Your task is to copy the listing exactly, with the pictures left out.

[Start]

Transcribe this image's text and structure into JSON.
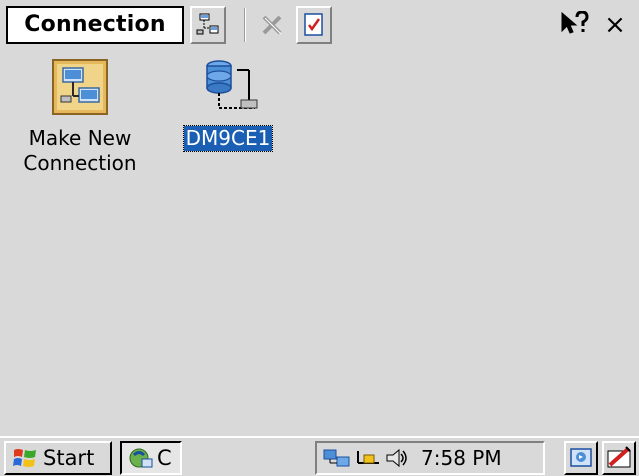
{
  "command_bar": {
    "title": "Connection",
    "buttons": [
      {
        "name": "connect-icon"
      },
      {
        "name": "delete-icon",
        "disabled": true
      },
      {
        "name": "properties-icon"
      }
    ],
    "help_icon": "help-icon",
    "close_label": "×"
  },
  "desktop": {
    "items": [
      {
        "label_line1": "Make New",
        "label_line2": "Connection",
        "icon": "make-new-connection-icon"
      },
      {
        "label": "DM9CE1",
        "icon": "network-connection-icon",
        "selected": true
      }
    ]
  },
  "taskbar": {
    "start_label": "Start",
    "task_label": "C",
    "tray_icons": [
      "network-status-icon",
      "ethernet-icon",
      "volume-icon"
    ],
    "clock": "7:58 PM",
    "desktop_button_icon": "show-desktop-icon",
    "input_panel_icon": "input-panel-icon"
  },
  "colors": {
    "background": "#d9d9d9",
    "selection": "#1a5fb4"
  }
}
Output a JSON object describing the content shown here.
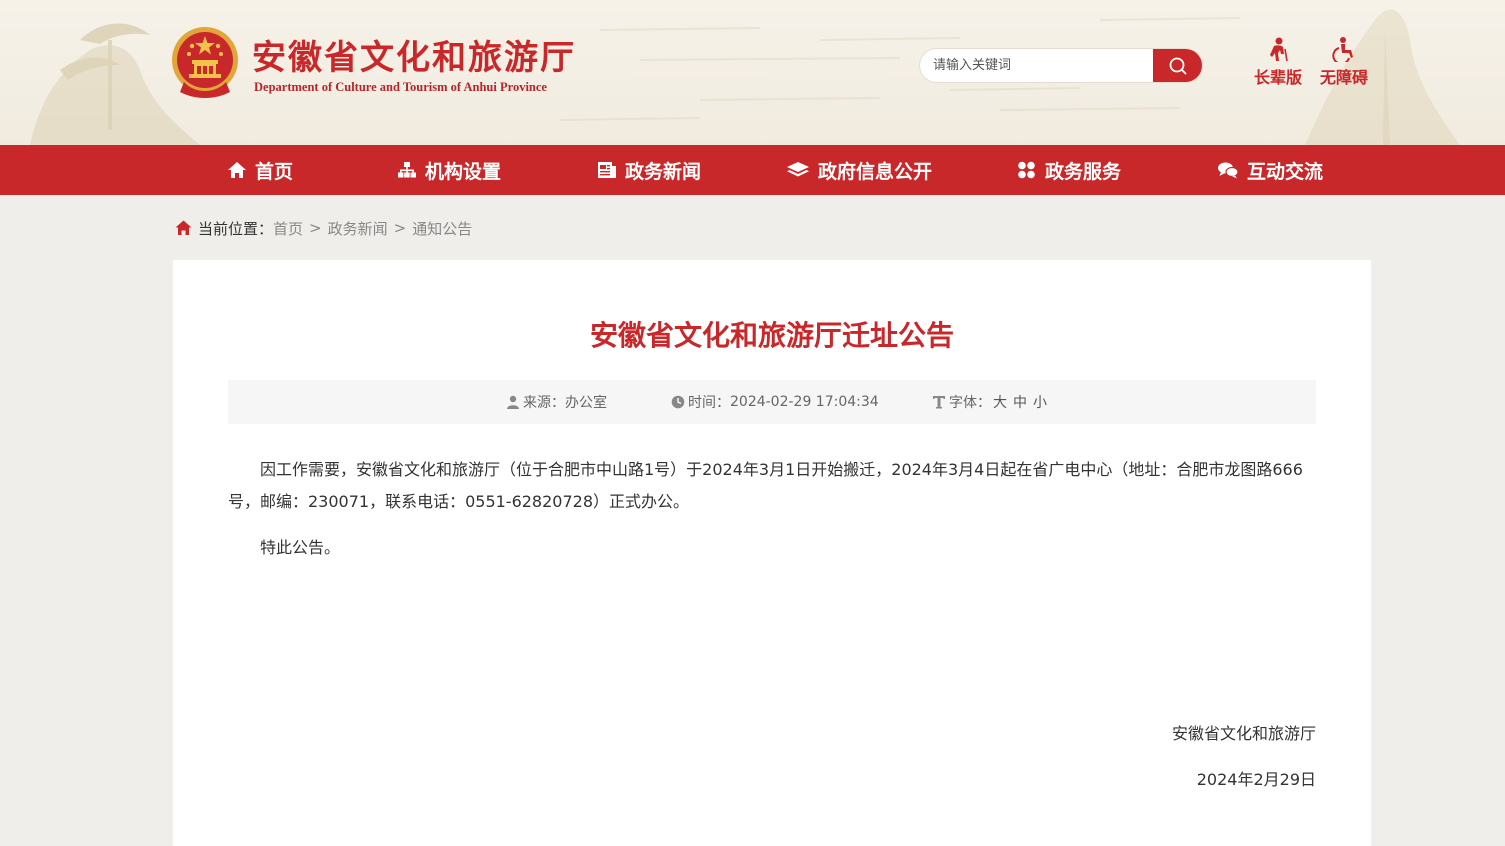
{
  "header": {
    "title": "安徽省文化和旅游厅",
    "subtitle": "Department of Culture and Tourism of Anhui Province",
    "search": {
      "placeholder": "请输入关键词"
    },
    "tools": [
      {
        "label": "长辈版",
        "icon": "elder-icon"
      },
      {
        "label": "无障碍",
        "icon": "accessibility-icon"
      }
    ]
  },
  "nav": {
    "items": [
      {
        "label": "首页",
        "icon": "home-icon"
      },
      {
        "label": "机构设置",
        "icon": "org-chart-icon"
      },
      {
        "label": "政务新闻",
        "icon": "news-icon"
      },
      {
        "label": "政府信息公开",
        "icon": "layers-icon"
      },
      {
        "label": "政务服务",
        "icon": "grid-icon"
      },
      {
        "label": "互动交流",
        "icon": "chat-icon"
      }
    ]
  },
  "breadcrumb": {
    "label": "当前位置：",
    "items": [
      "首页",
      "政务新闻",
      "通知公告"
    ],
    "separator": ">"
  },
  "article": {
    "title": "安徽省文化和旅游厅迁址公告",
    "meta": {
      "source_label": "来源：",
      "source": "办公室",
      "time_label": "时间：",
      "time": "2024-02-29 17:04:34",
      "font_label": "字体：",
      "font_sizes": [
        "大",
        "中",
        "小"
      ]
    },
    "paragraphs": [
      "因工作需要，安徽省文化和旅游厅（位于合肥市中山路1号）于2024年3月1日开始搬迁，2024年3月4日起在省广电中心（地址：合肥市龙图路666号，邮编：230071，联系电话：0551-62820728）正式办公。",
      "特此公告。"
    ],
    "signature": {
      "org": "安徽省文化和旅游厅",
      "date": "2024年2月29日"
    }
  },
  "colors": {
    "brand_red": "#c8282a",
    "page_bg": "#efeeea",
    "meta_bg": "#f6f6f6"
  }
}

[End]

## Exercise answer:
Transcribe this image's text and structure into JSON.
{
  "command_bar": {
    "title": "Connection",
    "buttons": [
      {
        "name": "connect-icon"
      },
      {
        "name": "delete-icon",
        "disabled": true
      },
      {
        "name": "properties-icon"
      }
    ],
    "help_icon": "help-icon",
    "close_label": "×"
  },
  "desktop": {
    "items": [
      {
        "label_line1": "Make New",
        "label_line2": "Connection",
        "icon": "make-new-connection-icon"
      },
      {
        "label": "DM9CE1",
        "icon": "network-connection-icon",
        "selected": true
      }
    ]
  },
  "taskbar": {
    "start_label": "Start",
    "task_label": "C",
    "tray_icons": [
      "network-status-icon",
      "ethernet-icon",
      "volume-icon"
    ],
    "clock": "7:58 PM",
    "desktop_button_icon": "show-desktop-icon",
    "input_panel_icon": "input-panel-icon"
  },
  "colors": {
    "background": "#d9d9d9",
    "selection": "#1a5fb4"
  }
}
Output a JSON object describing the content shown here.
{
  "header": {
    "title": "安徽省文化和旅游厅",
    "subtitle": "Department of Culture and Tourism of Anhui Province",
    "search": {
      "placeholder": "请输入关键词"
    },
    "tools": [
      {
        "label": "长辈版",
        "icon": "elder-icon"
      },
      {
        "label": "无障碍",
        "icon": "accessibility-icon"
      }
    ]
  },
  "nav": {
    "items": [
      {
        "label": "首页",
        "icon": "home-icon"
      },
      {
        "label": "机构设置",
        "icon": "org-chart-icon"
      },
      {
        "label": "政务新闻",
        "icon": "news-icon"
      },
      {
        "label": "政府信息公开",
        "icon": "layers-icon"
      },
      {
        "label": "政务服务",
        "icon": "grid-icon"
      },
      {
        "label": "互动交流",
        "icon": "chat-icon"
      }
    ]
  },
  "breadcrumb": {
    "label": "当前位置：",
    "items": [
      "首页",
      "政务新闻",
      "通知公告"
    ],
    "separator": ">"
  },
  "article": {
    "title": "安徽省文化和旅游厅迁址公告",
    "meta": {
      "source_label": "来源：",
      "source": "办公室",
      "time_label": "时间：",
      "time": "2024-02-29 17:04:34",
      "font_label": "字体：",
      "font_sizes": [
        "大",
        "中",
        "小"
      ]
    },
    "paragraphs": [
      "因工作需要，安徽省文化和旅游厅（位于合肥市中山路1号）于2024年3月1日开始搬迁，2024年3月4日起在省广电中心（地址：合肥市龙图路666号，邮编：230071，联系电话：0551-62820728）正式办公。",
      "特此公告。"
    ],
    "signature": {
      "org": "安徽省文化和旅游厅",
      "date": "2024年2月29日"
    }
  },
  "colors": {
    "brand_red": "#c8282a",
    "page_bg": "#efeeea",
    "meta_bg": "#f6f6f6"
  }
}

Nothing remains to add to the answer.